Extract every record, keeping each one exactly as it is.

________________________

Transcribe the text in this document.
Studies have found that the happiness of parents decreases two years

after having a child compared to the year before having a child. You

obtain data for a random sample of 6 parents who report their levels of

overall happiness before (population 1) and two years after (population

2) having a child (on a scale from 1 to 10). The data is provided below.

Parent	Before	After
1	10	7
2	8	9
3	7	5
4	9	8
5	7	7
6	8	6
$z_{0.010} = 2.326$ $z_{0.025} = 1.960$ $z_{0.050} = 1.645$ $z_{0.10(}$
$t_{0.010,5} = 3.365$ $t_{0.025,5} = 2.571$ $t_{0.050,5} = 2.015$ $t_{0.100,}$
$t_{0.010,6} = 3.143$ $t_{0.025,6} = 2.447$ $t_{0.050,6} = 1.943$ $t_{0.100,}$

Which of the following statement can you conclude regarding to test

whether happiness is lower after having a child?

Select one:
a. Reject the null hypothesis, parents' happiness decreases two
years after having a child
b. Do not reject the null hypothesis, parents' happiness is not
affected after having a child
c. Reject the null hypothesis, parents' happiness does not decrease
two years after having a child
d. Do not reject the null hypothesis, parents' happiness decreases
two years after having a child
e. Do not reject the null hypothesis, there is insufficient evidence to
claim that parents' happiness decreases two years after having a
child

________________________

● **Output of the task**
Transcribe the text in this document.
Studies have found that the happiness of parents decreases two years

after having a child compared to the year before having a child. You

obtain data for a random sample of 6 parents who report their levels of

overall happiness before (population 1) and two years after (population

2) having a child (on a scale from 1 to 10). The data is provided below.

Parent	Before	After
1	10	7
2	8	9
3	7	5
4	9	8
5	7	7
6	8	6
$z_{0.010} = 2.326$ $z_{0.025} = 1.960$ $z_{0.050} = 1.645$ $z_{0.10(}$
$t_{0.010,5} = 3.365$ $t_{0.025,5} = 2.571$ $t_{0.050,5} = 2.015$ $t_{0.100,}$
$t_{0.010,6} = 3.143$ $t_{0.025,6} = 2.447$ $t_{0.050,6} = 1.943$ $t_{0.100,}$

Which of the following statement can you conclude regarding to test

whether happiness is lower after having a child?

Select one:
a. Reject the null hypothesis, parents' happiness decreases two
years after having a child
b. Do not reject the null hypothesis, parents' happiness is not
affected after having a child
c. Reject the null hypothesis, parents' happiness does not decrease
two years after having a child
d. Do not reject the null hypothesis, parents' happiness decreases
two years after having a child
e. Do not reject the null hypothesis, there is insufficient evidence to
claim that parents' happiness decreases two years after having a
child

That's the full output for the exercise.